> _PROBLEM DESCRIPTION_
Pick out each line of the records that includes the string "text", and copy it.

___ INPUT MATERIAL

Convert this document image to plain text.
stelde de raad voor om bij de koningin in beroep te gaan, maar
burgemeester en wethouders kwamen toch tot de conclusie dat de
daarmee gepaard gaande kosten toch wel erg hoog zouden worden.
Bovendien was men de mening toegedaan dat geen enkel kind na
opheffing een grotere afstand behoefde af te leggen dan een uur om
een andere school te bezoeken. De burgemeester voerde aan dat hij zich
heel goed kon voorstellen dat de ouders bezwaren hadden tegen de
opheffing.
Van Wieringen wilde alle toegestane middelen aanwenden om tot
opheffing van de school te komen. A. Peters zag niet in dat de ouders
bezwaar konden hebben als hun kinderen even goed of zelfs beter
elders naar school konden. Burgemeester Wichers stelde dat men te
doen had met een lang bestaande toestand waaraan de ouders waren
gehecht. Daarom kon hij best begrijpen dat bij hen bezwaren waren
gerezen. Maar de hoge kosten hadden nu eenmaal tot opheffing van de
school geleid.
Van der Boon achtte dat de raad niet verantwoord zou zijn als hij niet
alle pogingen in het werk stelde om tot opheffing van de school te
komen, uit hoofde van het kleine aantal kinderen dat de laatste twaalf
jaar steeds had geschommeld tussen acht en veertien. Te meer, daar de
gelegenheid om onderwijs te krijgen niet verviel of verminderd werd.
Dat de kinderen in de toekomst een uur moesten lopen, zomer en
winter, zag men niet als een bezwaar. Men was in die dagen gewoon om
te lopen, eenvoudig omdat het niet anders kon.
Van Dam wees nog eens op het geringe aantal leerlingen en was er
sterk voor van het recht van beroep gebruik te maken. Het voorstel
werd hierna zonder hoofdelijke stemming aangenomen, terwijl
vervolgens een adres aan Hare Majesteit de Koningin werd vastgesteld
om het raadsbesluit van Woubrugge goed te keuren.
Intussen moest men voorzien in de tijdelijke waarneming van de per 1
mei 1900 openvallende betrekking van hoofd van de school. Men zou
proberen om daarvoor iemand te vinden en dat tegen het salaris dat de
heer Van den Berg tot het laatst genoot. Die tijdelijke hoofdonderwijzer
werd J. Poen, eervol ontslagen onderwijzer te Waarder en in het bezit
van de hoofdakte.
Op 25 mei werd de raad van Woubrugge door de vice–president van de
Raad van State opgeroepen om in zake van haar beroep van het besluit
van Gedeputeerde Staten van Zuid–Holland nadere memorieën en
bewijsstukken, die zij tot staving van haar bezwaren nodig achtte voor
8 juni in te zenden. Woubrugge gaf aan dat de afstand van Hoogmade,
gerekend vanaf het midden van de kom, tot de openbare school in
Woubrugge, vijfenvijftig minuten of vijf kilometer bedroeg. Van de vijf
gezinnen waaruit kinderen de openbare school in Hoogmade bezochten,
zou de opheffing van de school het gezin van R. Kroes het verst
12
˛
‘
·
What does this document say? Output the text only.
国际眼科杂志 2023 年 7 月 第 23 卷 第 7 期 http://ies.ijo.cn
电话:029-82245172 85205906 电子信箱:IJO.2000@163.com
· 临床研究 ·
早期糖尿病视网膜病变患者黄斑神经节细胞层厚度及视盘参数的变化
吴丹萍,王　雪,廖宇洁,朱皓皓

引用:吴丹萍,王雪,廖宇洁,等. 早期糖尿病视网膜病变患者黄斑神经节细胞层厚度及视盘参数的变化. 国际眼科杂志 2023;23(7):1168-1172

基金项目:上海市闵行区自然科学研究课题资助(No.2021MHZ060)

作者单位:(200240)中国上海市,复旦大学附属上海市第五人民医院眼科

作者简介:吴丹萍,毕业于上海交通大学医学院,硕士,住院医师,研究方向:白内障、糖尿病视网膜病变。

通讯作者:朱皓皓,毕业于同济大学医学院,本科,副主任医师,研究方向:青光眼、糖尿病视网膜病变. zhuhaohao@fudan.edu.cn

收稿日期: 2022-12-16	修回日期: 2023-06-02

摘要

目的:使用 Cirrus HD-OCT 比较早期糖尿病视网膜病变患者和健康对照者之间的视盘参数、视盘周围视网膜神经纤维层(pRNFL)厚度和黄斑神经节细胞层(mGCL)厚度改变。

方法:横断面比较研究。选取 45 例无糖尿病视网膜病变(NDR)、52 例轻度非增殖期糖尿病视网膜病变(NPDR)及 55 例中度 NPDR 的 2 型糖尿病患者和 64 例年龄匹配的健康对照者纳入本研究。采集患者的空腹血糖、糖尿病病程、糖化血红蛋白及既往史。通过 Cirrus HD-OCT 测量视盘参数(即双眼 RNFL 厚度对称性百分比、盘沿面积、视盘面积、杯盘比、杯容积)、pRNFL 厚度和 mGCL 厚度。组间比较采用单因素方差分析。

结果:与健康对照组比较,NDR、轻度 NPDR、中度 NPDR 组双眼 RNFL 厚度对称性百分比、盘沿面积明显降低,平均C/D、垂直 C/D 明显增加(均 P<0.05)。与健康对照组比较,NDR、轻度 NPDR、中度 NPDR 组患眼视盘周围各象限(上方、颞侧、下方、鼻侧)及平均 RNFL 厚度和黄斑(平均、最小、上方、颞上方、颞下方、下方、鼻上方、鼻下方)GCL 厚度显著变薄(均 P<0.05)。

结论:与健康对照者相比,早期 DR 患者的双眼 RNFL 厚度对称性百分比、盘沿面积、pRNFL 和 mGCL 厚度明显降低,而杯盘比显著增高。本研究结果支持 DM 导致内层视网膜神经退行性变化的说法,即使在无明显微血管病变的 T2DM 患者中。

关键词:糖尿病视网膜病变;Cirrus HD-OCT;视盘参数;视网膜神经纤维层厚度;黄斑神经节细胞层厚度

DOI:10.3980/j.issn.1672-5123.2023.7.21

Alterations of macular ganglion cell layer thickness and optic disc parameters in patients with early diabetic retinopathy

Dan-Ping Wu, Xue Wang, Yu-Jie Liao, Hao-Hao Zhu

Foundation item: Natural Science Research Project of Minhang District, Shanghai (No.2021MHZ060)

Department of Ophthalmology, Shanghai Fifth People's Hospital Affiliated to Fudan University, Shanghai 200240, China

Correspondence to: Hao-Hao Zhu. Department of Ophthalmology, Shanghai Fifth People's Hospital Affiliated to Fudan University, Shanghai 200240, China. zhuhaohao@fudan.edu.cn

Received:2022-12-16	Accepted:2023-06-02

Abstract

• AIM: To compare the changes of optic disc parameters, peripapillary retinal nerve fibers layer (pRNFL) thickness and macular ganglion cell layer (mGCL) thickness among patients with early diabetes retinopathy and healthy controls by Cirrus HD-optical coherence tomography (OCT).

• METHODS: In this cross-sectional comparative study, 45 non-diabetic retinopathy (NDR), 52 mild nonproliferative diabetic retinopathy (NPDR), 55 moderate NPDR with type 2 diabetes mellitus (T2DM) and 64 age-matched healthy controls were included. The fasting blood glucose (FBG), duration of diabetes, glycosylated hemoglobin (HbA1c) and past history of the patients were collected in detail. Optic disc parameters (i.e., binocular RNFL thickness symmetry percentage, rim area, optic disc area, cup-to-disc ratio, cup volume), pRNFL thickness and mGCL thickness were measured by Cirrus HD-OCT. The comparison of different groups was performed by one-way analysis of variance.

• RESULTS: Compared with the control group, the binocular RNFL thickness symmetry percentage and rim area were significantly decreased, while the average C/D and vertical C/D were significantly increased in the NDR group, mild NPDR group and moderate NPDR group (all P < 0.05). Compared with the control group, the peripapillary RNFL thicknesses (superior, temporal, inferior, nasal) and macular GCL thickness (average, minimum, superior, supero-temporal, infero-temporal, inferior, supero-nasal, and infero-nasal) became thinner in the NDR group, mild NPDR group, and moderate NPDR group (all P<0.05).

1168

______

> _TASK RESULT_
Convert this document image to plain text.
What does this document say? Output the text only.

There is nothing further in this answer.